- **PAGE EXCERPT**

## START

One of the bad habits I adopted as a parent is eating my children’s leftover food.

Sandwich crusts, half-eaten apples, dried-up carrot sticks. It didn’t seem to matter how unappealing the food or the state of my appetite, because the habit was not related to hunger, but my aversion to food wastage. Luckily, I discovered a way to reconcile this habit by reframing the situation: composting.

Suddenly, unwanted food scraps were not filling my garbage can, heading for a landfill. Instead, they were being transformed into valuable nitrogen, enriching my garden soil.

Currently, it is estimated that over 30 per cent of the material entering our landfills is organic, compostable materials. The slow, anaerobic break down of organics in a landfill releases methane, a greenhouse gas, into our atmosphere. The aerobic breakdown that happens in your home composter does not.

## END

- **LISTED RECORDS**
## START

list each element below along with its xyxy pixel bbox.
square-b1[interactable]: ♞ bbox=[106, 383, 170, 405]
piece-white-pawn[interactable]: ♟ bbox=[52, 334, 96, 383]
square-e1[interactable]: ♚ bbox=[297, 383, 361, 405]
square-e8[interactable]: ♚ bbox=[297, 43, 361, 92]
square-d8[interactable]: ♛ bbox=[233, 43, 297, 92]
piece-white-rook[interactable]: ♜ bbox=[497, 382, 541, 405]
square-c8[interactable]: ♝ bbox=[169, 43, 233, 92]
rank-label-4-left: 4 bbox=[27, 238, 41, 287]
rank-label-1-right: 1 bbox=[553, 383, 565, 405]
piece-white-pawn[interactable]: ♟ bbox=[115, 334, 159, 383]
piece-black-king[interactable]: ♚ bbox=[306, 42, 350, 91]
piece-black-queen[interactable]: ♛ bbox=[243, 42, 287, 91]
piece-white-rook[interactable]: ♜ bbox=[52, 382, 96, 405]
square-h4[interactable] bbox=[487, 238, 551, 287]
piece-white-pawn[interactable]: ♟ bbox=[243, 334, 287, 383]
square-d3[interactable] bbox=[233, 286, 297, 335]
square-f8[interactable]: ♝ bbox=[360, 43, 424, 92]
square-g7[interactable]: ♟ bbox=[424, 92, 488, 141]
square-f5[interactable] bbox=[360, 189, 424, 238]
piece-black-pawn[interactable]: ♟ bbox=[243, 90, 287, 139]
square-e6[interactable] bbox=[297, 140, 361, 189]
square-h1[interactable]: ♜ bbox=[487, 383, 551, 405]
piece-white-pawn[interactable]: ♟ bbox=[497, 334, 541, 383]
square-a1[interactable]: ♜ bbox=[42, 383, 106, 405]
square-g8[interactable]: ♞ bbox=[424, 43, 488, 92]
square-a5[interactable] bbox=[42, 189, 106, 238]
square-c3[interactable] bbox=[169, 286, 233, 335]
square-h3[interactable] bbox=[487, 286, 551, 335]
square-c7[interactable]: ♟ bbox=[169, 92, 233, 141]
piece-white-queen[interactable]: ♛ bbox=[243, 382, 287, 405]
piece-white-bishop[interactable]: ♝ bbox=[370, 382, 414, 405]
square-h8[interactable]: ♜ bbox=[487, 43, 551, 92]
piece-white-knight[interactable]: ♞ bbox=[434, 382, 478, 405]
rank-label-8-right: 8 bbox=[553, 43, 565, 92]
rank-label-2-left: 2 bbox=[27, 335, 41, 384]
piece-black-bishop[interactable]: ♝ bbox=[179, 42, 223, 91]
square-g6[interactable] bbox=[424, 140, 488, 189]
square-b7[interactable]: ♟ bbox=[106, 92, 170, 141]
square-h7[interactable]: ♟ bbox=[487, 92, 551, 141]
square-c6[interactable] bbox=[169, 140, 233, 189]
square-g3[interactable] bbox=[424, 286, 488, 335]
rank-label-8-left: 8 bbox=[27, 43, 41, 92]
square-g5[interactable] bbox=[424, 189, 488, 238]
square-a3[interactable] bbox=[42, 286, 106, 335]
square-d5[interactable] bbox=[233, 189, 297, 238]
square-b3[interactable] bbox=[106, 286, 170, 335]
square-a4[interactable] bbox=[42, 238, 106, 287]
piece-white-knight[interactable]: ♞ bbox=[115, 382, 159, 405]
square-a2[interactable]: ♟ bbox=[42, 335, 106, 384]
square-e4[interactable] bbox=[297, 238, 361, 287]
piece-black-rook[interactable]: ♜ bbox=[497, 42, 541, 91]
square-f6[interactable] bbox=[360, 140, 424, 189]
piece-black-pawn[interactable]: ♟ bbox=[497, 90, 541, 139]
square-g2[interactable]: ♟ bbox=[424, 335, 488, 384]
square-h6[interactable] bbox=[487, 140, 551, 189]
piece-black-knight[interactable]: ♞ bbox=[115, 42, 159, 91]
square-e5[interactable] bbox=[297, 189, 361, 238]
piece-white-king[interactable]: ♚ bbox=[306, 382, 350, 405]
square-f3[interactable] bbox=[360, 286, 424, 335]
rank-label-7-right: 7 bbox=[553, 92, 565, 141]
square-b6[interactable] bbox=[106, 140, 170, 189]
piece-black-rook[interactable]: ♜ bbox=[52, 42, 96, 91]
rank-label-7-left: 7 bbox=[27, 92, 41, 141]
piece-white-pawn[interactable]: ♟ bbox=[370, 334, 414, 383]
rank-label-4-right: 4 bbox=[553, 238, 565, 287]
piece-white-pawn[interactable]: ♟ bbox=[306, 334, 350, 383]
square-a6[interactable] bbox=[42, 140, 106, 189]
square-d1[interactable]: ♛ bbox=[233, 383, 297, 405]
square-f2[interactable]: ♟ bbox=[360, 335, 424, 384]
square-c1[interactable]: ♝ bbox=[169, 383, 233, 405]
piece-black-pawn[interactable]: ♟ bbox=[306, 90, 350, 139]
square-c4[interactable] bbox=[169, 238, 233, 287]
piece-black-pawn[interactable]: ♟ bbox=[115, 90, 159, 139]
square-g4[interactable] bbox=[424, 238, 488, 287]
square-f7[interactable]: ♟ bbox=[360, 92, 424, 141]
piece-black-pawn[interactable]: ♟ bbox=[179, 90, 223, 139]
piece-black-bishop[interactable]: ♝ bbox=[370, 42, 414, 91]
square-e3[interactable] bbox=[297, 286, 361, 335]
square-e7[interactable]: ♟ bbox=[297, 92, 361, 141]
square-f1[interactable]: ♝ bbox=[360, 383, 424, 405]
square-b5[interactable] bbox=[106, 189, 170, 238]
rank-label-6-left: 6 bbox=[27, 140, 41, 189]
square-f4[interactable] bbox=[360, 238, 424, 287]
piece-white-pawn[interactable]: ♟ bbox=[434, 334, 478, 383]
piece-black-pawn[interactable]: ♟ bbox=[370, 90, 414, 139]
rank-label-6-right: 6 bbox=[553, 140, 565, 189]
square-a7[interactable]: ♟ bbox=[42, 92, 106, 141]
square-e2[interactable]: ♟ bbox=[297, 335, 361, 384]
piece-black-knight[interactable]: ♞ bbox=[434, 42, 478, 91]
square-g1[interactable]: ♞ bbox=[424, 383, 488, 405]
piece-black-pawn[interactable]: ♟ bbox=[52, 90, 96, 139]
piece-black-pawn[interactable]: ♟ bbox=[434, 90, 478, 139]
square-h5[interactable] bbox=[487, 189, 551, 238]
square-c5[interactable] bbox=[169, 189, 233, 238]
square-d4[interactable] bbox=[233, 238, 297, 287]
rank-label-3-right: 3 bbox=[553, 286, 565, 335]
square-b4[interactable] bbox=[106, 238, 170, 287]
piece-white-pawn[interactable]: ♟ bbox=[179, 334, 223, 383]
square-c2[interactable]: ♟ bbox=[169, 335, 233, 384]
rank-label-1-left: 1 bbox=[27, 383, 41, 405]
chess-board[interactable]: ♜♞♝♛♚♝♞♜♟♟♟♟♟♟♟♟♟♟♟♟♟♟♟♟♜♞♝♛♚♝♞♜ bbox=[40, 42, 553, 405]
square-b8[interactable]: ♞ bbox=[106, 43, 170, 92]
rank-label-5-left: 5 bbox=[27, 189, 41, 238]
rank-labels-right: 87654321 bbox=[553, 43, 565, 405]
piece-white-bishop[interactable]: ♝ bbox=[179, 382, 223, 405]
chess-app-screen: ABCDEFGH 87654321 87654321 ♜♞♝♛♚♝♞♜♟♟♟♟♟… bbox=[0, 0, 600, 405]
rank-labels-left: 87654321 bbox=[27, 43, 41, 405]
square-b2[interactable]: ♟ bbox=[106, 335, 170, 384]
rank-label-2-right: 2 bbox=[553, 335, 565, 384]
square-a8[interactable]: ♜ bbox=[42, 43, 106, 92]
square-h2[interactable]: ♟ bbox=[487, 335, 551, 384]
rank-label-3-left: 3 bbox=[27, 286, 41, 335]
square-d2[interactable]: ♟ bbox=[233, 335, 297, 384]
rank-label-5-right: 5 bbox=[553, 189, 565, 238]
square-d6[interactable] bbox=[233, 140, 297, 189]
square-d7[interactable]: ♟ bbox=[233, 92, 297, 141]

## END

- **THE TASKS**
1. Summarize the page excerpt on composting in two sentences.
2. Please reproduce the page excerpt on composting word for word, from "Suddenly, unwanted food" to "composter does not.".

- **ANSWERS**
1. The writer picked up the habit of eating their children's leftovers out of an aversion to food waste, then reframed it through composting, so the scraps enrich the garden soil with nitrogen instead of going to a landfill. Over 30 per cent of landfill material is estimated to be compostable organics, whose slow anaerobic breakdown releases the greenhouse gas methane, while aerobic breakdown in a home composter does not.

2.
Suddenly, unwanted food scraps were not filling my garbage can, heading for a landfill. Instead, they were being transformed into valuable nitrogen, enriching my garden soil.

Currently, it is estimated that over 30 per cent of the material entering our landfills is organic, compostable materials. The slow, anaerobic break down of organics in a landfill releases methane, a greenhouse gas, into our atmosphere. The aerobic breakdown that happens in your home composter does not.